### Goal of the exercise
Your task is to output the listing word for word, with pictures excluded.

* BEGIN Material provided *

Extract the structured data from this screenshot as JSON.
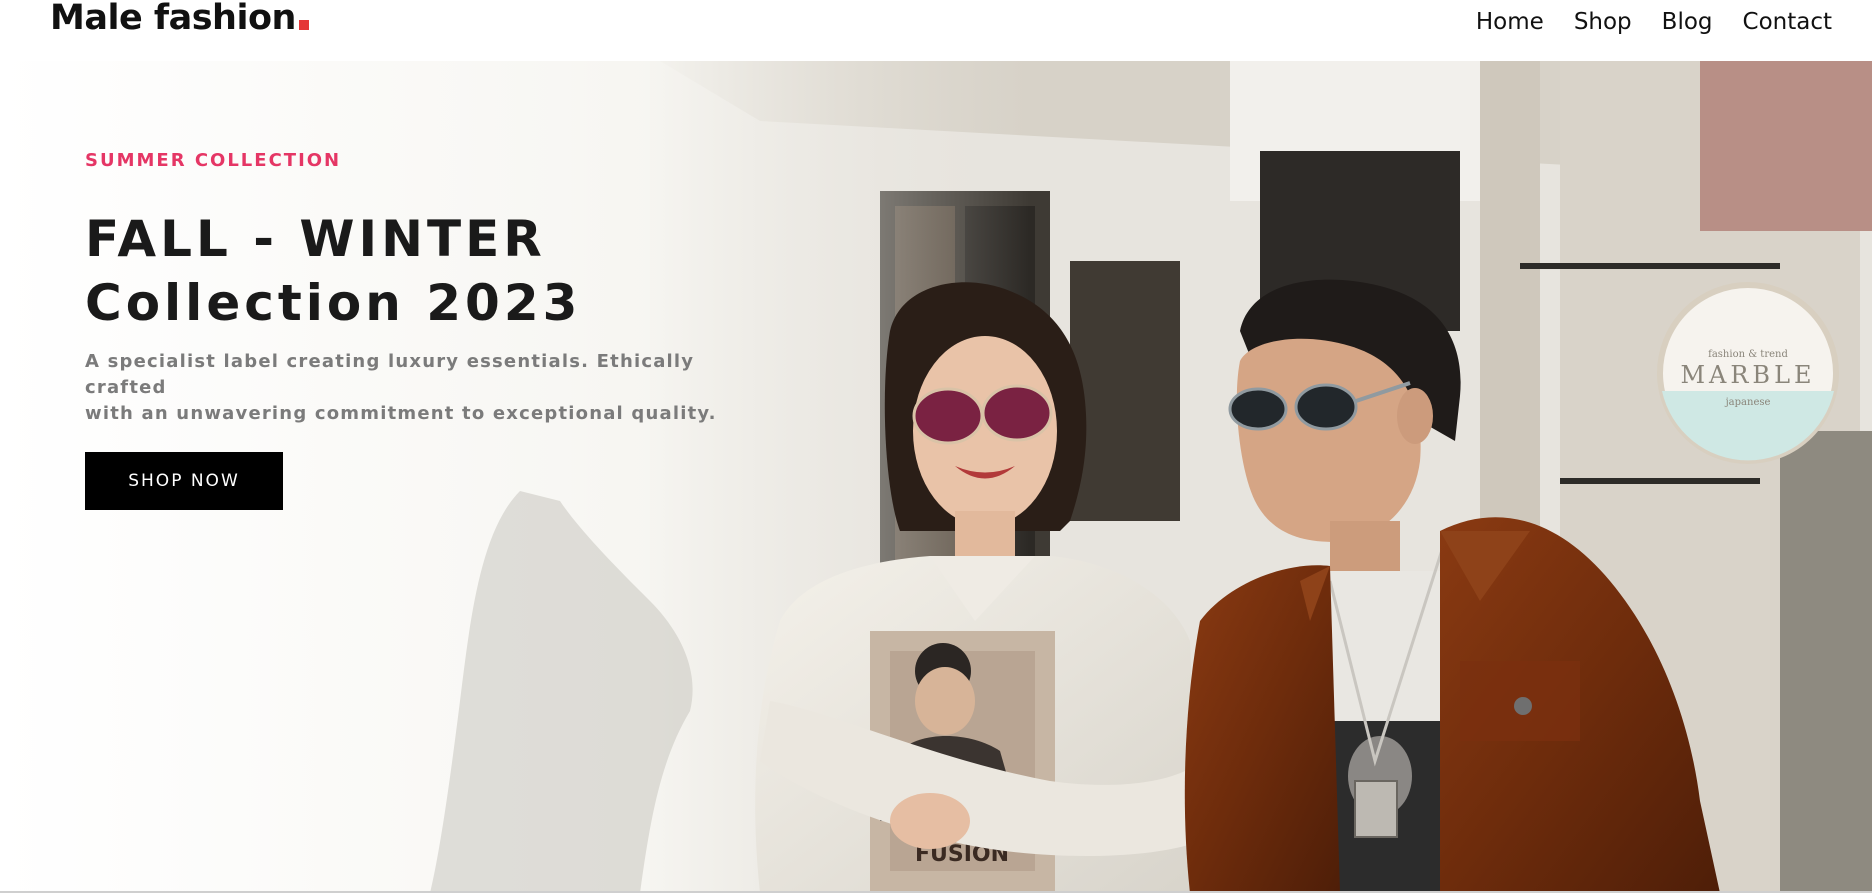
{
  "header": {
    "logo_text": "Male fashion",
    "nav": [
      {
        "label": "Home"
      },
      {
        "label": "Shop"
      },
      {
        "label": "Blog"
      },
      {
        "label": "Contact"
      }
    ]
  },
  "hero": {
    "eyebrow": "SUMMER COLLECTION",
    "headline_line1": "FALL - WINTER",
    "headline_line2": "Collection 2023",
    "description_line1": "A specialist label creating luxury essentials. Ethically crafted",
    "description_line2": "with an unwavering commitment to exceptional quality.",
    "cta_label": "SHOP NOW",
    "photo_sign_line1": "fashion & trend",
    "photo_sign_line2": "MARBLE",
    "photo_sign_line3": "japanese",
    "photo_magazine_text": "FUSION"
  },
  "colors": {
    "accent": "#e53637",
    "eyebrow": "#e53665",
    "headline": "#1a1a1a",
    "description": "#7b7b7b",
    "button_bg": "#000000",
    "button_text": "#ffffff"
  }
}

* END Material provided *

### Task output
Extract the structured data from this screenshot as JSON.
{
  "header": {
    "logo_text": "Male fashion",
    "nav": [
      {
        "label": "Home"
      },
      {
        "label": "Shop"
      },
      {
        "label": "Blog"
      },
      {
        "label": "Contact"
      }
    ]
  },
  "hero": {
    "eyebrow": "SUMMER COLLECTION",
    "headline_line1": "FALL - WINTER",
    "headline_line2": "Collection 2023",
    "description_line1": "A specialist label creating luxury essentials. Ethically crafted",
    "description_line2": "with an unwavering commitment to exceptional quality.",
    "cta_label": "SHOP NOW",
    "photo_sign_line1": "fashion & trend",
    "photo_sign_line2": "MARBLE",
    "photo_sign_line3": "japanese",
    "photo_magazine_text": "FUSION"
  },
  "colors": {
    "accent": "#e53637",
    "eyebrow": "#e53665",
    "headline": "#1a1a1a",
    "description": "#7b7b7b",
    "button_bg": "#000000",
    "button_text": "#ffffff"
  }
}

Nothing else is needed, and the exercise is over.